---------- Records for this exercise

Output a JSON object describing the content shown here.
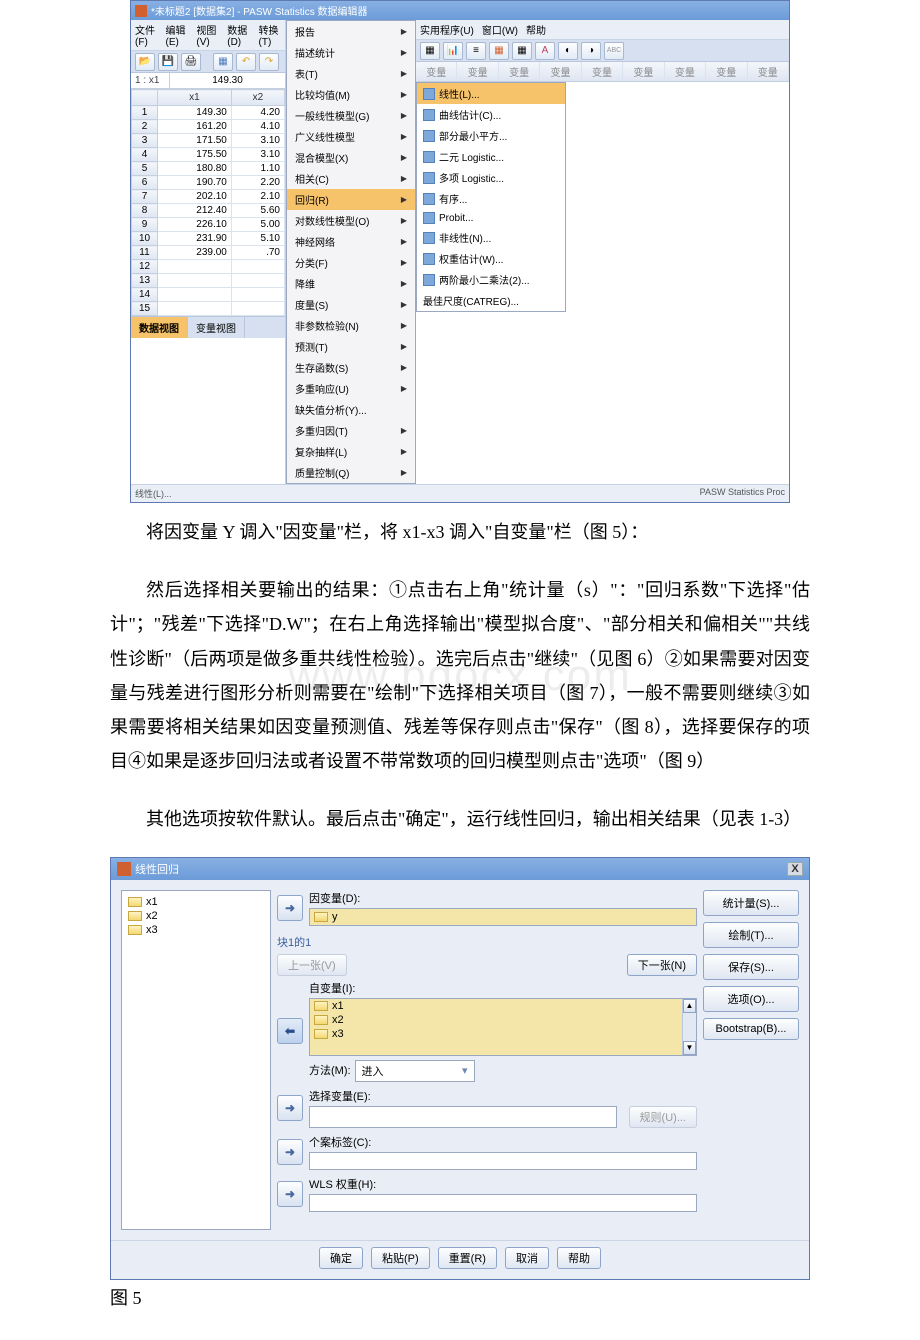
{
  "spss": {
    "title": "*未标题2 [数据集2] - PASW Statistics 数据编辑器",
    "menubar": {
      "file": "文件(F)",
      "edit": "编辑(E)",
      "view": "视图(V)",
      "data": "数据(D)",
      "transform": "转换(T)"
    },
    "menubar_r": {
      "util": "实用程序(U)",
      "win": "窗口(W)",
      "help": "帮助"
    },
    "cell_addr": "1 : x1",
    "cell_val": "149.30",
    "cols": {
      "c1": "x1",
      "c2": "x2"
    },
    "rows": [
      {
        "n": "1",
        "x1": "149.30",
        "x2": "4.20"
      },
      {
        "n": "2",
        "x1": "161.20",
        "x2": "4.10"
      },
      {
        "n": "3",
        "x1": "171.50",
        "x2": "3.10"
      },
      {
        "n": "4",
        "x1": "175.50",
        "x2": "3.10"
      },
      {
        "n": "5",
        "x1": "180.80",
        "x2": "1.10"
      },
      {
        "n": "6",
        "x1": "190.70",
        "x2": "2.20"
      },
      {
        "n": "7",
        "x1": "202.10",
        "x2": "2.10"
      },
      {
        "n": "8",
        "x1": "212.40",
        "x2": "5.60"
      },
      {
        "n": "9",
        "x1": "226.10",
        "x2": "5.00"
      },
      {
        "n": "10",
        "x1": "231.90",
        "x2": "5.10"
      },
      {
        "n": "11",
        "x1": "239.00",
        "x2": ".70"
      },
      {
        "n": "12",
        "x1": "",
        "x2": ""
      },
      {
        "n": "13",
        "x1": "",
        "x2": ""
      },
      {
        "n": "14",
        "x1": "",
        "x2": ""
      },
      {
        "n": "15",
        "x1": "",
        "x2": ""
      }
    ],
    "tabs": {
      "data": "数据视图",
      "var": "变量视图"
    },
    "status_l": "线性(L)...",
    "status_r": "PASW Statistics Proc",
    "analyze": [
      "报告",
      "描述统计",
      "表(T)",
      "比较均值(M)",
      "一般线性模型(G)",
      "广义线性模型",
      "混合模型(X)",
      "相关(C)",
      "回归(R)",
      "对数线性模型(O)",
      "神经网络",
      "分类(F)",
      "降维",
      "度量(S)",
      "非参数检验(N)",
      "预测(T)",
      "生存函数(S)",
      "多重响应(U)",
      "缺失值分析(Y)...",
      "多重归因(T)",
      "复杂抽样(L)",
      "质量控制(Q)"
    ],
    "submenu": [
      "线性(L)...",
      "曲线估计(C)...",
      "部分最小平方...",
      "二元 Logistic...",
      "多项 Logistic...",
      "有序...",
      "Probit...",
      "非线性(N)...",
      "权重估计(W)...",
      "两阶最小二乘法(2)...",
      "最佳尺度(CATREG)..."
    ],
    "emptycol": "变量"
  },
  "para1": "将因变量 Y 调入\"因变量\"栏，将 x1-x3 调入\"自变量\"栏（图 5）：",
  "para2": "然后选择相关要输出的结果：①点击右上角\"统计量（s）\"：\"回归系数\"下选择\"估计\"；\"残差\"下选择\"D.W\"；在右上角选择输出\"模型拟合度\"、\"部分相关和偏相关\"\"共线性诊断\"（后两项是做多重共线性检验）。选完后点击\"继续\"（见图 6）②如果需要对因变量与残差进行图形分析则需要在\"绘制\"下选择相关项目（图 7），一般不需要则继续③如果需要将相关结果如因变量预测值、残差等保存则点击\"保存\"（图 8），选择要保存的项目④如果是逐步回归法或者设置不带常数项的回归模型则点击\"选项\"（图 9）",
  "para3": "其他选项按软件默认。最后点击\"确定\"，运行线性回归，输出相关结果（见表 1-3）",
  "dlg": {
    "title": "线性回归",
    "close": "X",
    "vars": [
      "x1",
      "x2",
      "x3"
    ],
    "dep_lbl": "因变量(D):",
    "dep_val": "y",
    "block_lbl": "块1的1",
    "prev": "上一张(V)",
    "next": "下一张(N)",
    "indep_lbl": "自变量(I):",
    "indep": [
      "x1",
      "x2",
      "x3"
    ],
    "method_lbl": "方法(M):",
    "method_val": "进入",
    "selvar_lbl": "选择变量(E):",
    "rule": "规则(U)...",
    "case_lbl": "个案标签(C):",
    "wls_lbl": "WLS 权重(H):",
    "btns": {
      "ok": "确定",
      "paste": "粘贴(P)",
      "reset": "重置(R)",
      "cancel": "取消",
      "help": "帮助"
    },
    "right": {
      "stats": "统计量(S)...",
      "plots": "绘制(T)...",
      "save": "保存(S)...",
      "options": "选项(O)...",
      "boot": "Bootstrap(B)..."
    }
  },
  "caption": "图 5"
}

--------------------

▸ Goal of the exercise:
Collect the lines of the data that carry the word "PASW".

▸ Response:
    "title": "*未标题2 [数据集2] - PASW Statistics 数据编辑器",
    "status_r": "PASW Statistics Proc",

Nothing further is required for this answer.